## [TASK DIRECTIONS]
Single out the lines of the material that contain "法定代表人" and copy them.

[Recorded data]
+--

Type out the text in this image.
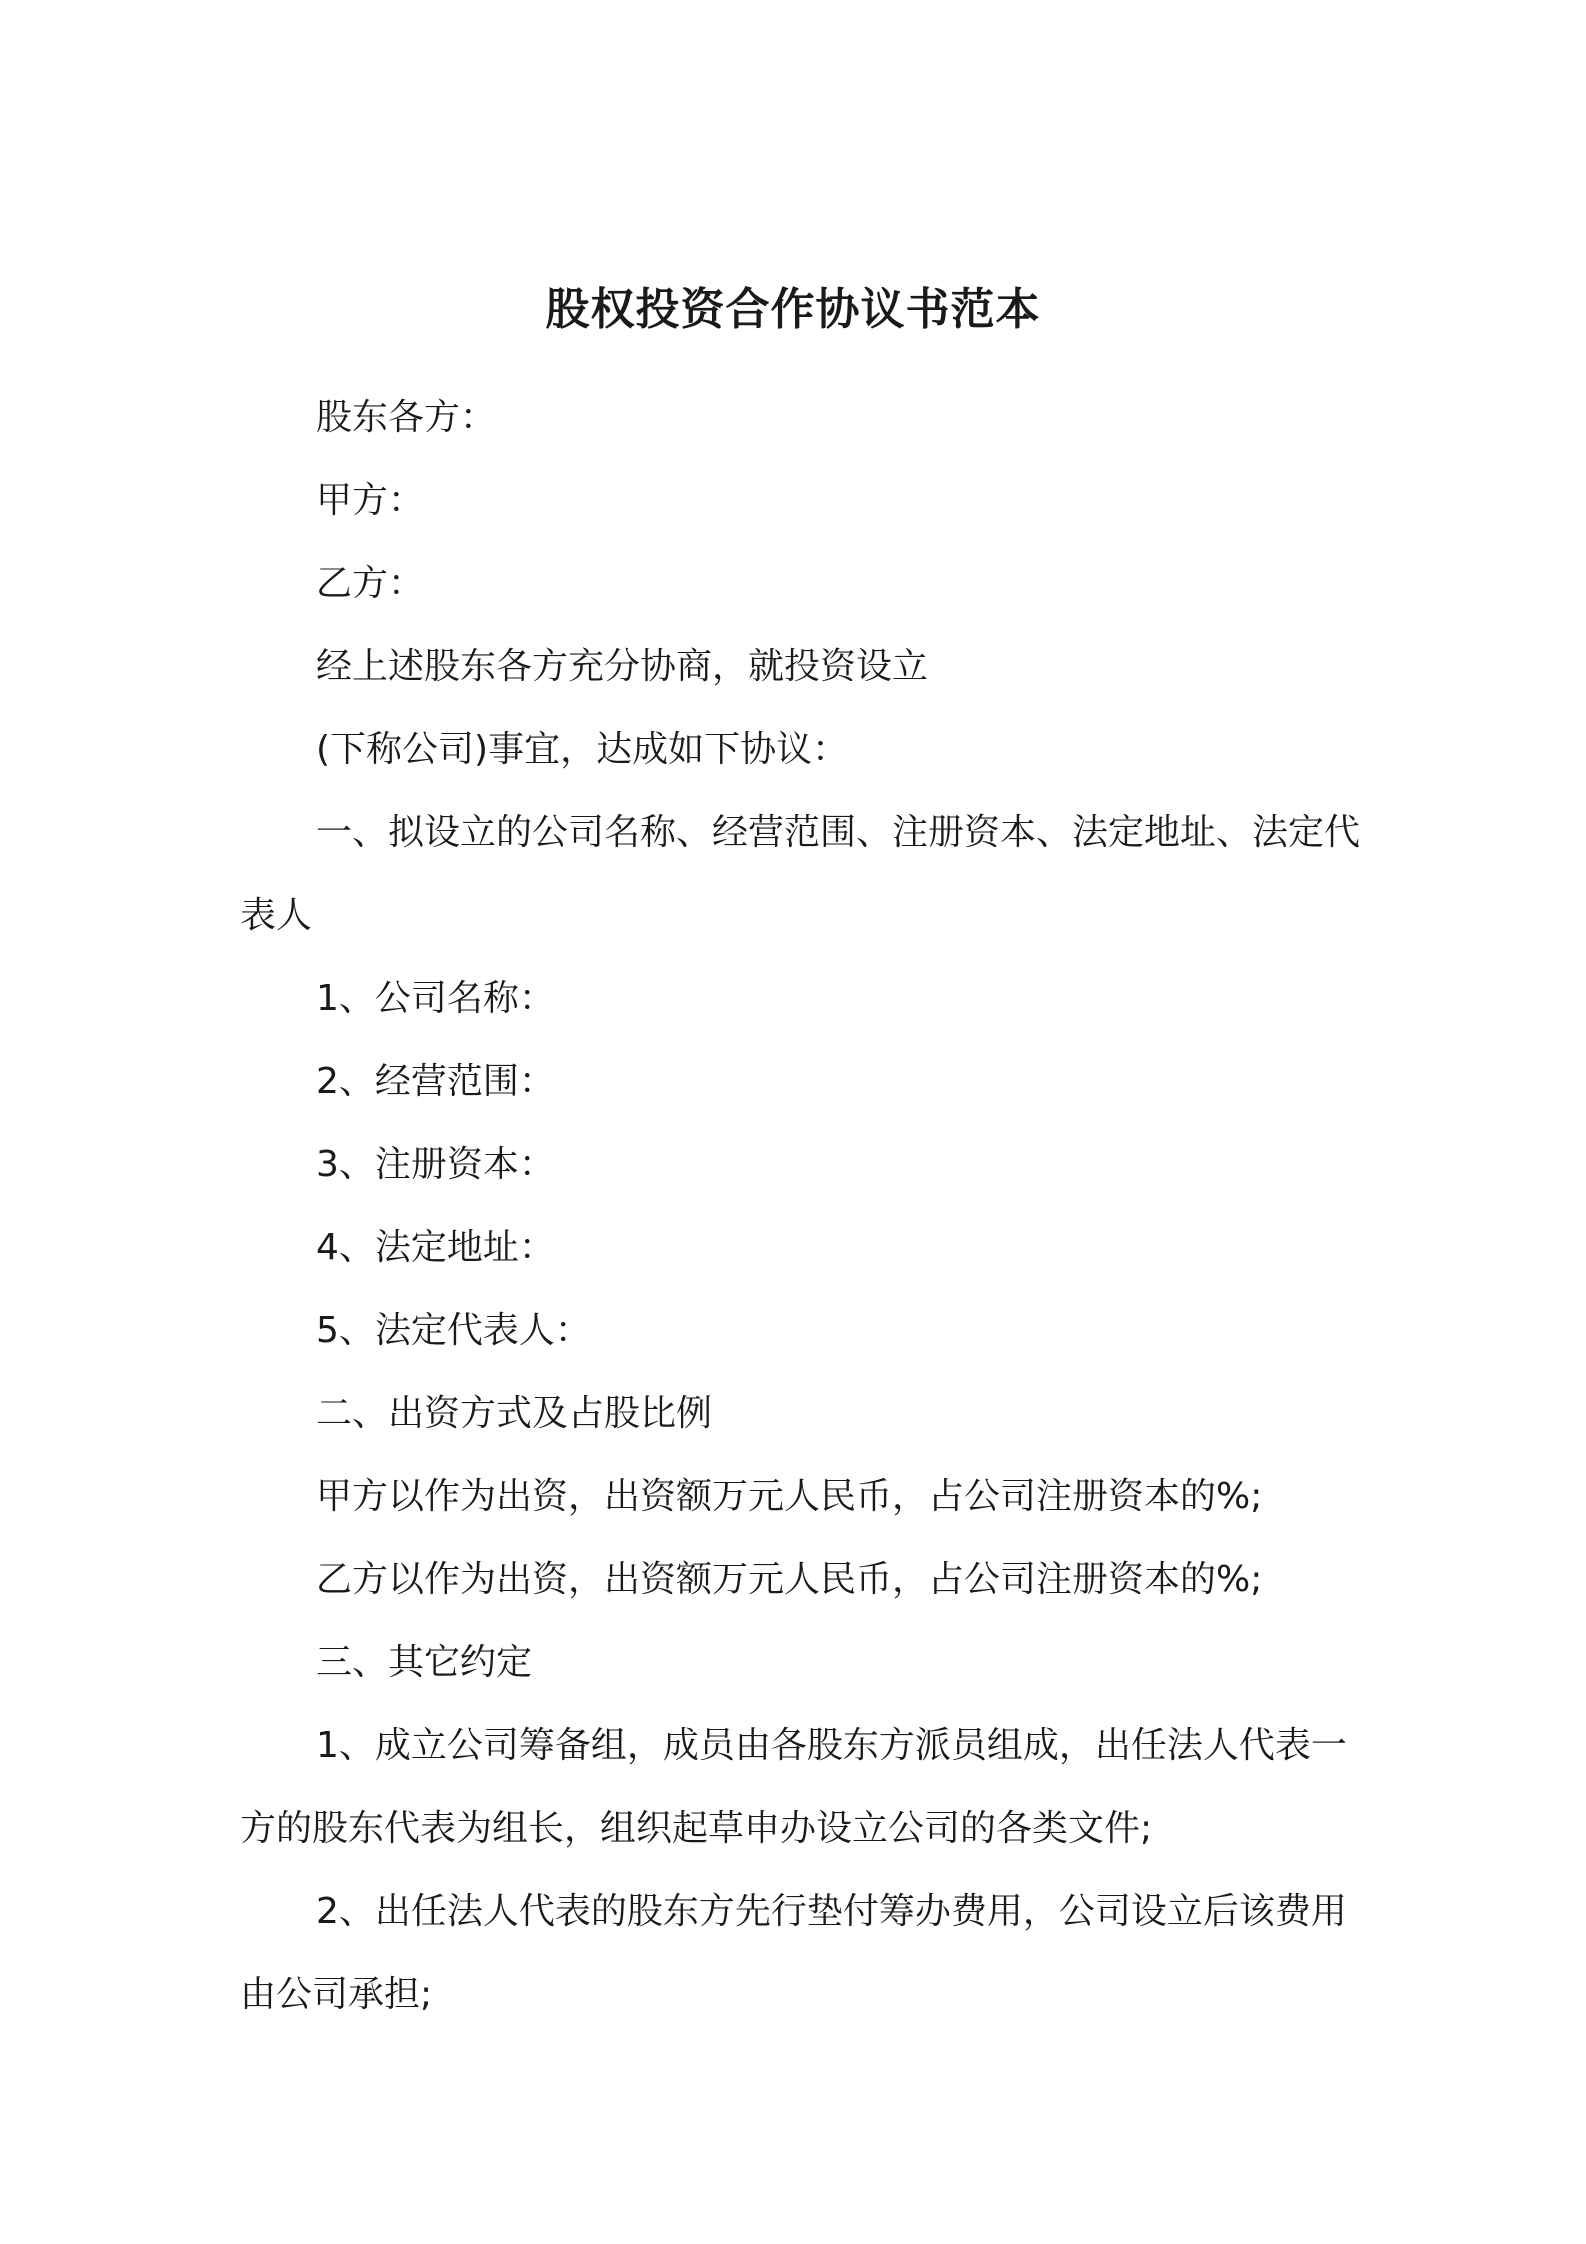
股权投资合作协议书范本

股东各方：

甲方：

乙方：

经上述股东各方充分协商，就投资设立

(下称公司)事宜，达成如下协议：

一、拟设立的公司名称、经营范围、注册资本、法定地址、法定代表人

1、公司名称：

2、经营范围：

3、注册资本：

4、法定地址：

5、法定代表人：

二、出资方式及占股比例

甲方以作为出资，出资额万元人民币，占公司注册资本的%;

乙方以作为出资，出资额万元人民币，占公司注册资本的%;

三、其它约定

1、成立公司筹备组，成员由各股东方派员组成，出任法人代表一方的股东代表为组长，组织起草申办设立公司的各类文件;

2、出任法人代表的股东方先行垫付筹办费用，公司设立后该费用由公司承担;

+--

## [ANSWER TO THIS EXERCISE]
一、拟设立的公司名称、经营范围、注册资本、法定地址、法定代表人
5、法定代表人：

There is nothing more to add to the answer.